Dataset records:

-------

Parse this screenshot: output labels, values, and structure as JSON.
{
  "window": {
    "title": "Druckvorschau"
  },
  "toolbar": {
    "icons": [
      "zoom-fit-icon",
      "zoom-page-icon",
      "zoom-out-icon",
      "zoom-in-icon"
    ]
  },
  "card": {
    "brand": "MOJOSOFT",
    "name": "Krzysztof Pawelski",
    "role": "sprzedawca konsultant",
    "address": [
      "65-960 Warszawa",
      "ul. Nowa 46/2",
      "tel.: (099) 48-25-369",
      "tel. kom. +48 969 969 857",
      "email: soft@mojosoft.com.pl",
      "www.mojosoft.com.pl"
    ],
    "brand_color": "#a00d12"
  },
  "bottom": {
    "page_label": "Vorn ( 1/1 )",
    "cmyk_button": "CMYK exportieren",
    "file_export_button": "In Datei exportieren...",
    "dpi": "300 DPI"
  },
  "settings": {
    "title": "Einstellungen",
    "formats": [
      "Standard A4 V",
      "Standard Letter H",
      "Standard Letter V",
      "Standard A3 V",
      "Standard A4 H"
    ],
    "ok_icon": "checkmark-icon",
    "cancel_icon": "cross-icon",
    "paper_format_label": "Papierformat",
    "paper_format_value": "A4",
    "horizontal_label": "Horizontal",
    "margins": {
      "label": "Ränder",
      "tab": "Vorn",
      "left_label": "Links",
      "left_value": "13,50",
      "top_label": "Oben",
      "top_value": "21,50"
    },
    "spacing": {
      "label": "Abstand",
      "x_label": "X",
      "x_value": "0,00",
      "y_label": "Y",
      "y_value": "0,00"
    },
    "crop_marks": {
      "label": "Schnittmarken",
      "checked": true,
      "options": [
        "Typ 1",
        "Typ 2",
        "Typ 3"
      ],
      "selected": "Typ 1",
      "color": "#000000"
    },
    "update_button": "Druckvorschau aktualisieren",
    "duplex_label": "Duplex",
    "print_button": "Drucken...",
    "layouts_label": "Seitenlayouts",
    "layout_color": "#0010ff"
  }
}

-------

### Prompt
Find the word "exportieren" in the data and copy out each line where it turns up.

### The completed task
    "cmyk_button": "CMYK exportieren",
    "file_export_button": "In Datei exportieren...",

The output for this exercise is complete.